What is required: Looking at the data below, count the lines that contain the string "社区的财产". Write only the total.

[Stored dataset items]

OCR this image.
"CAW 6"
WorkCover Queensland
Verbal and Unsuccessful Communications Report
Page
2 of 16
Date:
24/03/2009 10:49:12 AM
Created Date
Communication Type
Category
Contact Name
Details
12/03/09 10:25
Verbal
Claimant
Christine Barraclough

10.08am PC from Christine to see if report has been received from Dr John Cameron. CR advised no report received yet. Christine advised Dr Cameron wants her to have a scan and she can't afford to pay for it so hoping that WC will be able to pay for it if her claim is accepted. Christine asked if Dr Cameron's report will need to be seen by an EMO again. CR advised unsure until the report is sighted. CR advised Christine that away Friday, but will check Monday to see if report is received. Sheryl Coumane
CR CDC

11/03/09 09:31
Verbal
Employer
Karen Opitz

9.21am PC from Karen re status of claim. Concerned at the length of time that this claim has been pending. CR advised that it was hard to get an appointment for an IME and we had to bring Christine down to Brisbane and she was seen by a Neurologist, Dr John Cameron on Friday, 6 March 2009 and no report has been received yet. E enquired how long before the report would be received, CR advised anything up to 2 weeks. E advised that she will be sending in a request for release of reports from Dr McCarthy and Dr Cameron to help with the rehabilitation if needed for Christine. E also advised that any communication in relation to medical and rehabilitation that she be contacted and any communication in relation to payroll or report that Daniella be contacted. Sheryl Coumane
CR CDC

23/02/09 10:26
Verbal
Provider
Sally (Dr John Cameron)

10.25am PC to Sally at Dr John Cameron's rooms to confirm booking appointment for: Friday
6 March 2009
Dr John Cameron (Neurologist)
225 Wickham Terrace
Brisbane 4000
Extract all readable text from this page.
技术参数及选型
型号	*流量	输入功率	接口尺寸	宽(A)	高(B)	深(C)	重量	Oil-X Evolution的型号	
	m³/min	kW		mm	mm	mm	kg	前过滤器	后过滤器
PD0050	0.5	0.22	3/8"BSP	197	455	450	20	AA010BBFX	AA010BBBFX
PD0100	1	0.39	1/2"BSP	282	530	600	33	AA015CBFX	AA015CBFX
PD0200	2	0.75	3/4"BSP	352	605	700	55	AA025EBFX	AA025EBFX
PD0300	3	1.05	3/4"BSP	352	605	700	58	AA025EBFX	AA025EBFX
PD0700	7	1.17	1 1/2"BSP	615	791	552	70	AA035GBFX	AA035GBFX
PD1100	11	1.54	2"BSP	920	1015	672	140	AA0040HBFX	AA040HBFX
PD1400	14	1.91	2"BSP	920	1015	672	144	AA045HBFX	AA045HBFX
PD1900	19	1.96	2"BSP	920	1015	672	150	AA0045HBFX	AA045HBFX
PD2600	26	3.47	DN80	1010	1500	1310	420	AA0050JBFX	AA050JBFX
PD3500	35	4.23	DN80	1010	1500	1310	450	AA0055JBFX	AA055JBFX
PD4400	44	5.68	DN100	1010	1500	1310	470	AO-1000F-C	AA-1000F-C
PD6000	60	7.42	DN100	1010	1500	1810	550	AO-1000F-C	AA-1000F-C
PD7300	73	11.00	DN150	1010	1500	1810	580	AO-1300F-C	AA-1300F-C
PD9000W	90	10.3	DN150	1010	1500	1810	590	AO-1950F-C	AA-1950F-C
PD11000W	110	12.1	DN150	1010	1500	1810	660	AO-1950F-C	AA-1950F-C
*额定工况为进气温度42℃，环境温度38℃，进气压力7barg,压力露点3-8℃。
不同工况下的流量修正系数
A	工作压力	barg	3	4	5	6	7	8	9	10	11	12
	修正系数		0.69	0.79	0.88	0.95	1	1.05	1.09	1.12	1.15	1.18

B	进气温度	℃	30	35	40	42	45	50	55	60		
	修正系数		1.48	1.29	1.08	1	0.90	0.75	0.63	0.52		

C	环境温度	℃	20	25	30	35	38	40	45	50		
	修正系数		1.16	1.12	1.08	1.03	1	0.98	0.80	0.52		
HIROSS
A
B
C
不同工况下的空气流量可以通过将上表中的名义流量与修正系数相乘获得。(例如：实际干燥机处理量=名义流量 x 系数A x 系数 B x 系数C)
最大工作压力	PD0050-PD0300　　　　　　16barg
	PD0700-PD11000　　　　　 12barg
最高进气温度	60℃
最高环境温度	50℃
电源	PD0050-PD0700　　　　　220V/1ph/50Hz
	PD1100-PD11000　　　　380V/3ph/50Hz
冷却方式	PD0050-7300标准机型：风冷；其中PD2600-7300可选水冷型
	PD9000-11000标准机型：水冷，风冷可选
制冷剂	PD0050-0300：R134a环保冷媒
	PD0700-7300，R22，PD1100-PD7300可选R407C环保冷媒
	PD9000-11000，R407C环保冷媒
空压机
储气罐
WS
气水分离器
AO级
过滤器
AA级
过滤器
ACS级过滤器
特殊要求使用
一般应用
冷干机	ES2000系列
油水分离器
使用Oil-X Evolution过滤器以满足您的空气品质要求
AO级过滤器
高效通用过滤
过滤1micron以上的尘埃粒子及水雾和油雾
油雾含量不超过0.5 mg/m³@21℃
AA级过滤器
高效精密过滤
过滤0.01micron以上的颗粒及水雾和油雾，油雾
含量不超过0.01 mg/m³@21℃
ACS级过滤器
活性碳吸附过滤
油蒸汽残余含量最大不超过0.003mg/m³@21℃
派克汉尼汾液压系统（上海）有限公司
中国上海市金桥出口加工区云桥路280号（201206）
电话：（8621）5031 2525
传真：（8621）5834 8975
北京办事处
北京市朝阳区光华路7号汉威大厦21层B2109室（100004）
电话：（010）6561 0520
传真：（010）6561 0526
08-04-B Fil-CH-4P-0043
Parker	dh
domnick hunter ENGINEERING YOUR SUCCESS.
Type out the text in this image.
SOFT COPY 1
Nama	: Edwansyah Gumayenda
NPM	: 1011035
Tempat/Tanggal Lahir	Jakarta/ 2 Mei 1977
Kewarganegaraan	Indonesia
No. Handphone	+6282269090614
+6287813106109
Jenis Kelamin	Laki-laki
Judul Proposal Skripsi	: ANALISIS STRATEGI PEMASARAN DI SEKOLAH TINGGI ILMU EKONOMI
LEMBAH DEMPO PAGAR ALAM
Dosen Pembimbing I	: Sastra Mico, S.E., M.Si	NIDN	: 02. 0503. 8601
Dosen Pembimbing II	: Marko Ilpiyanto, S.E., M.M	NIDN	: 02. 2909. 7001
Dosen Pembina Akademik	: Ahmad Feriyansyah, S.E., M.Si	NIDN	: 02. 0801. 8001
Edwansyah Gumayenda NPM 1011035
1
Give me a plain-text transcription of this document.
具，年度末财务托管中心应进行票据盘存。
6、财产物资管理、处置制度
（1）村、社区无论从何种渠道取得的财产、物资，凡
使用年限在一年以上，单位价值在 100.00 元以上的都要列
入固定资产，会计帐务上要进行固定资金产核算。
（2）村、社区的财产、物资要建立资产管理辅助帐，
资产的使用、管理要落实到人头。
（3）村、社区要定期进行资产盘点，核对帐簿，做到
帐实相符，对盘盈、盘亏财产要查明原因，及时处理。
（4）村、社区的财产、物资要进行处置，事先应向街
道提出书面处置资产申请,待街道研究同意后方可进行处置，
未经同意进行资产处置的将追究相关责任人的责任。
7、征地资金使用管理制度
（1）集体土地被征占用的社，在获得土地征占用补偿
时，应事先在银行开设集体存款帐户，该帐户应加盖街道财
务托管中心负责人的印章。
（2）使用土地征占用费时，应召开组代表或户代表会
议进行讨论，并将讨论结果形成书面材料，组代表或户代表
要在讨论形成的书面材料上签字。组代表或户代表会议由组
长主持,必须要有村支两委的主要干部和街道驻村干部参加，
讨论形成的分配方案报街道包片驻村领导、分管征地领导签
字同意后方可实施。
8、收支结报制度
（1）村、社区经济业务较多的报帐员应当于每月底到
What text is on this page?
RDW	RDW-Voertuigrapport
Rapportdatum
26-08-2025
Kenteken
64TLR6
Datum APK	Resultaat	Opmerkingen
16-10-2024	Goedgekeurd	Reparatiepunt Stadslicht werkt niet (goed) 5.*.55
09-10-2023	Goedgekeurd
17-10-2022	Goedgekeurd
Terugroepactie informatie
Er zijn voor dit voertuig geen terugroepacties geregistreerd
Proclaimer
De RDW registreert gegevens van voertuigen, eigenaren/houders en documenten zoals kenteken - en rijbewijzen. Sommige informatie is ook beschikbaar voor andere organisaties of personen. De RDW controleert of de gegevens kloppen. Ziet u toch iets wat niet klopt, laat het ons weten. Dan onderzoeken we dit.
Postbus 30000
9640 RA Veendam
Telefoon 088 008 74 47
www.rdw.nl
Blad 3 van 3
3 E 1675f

Written solution: 2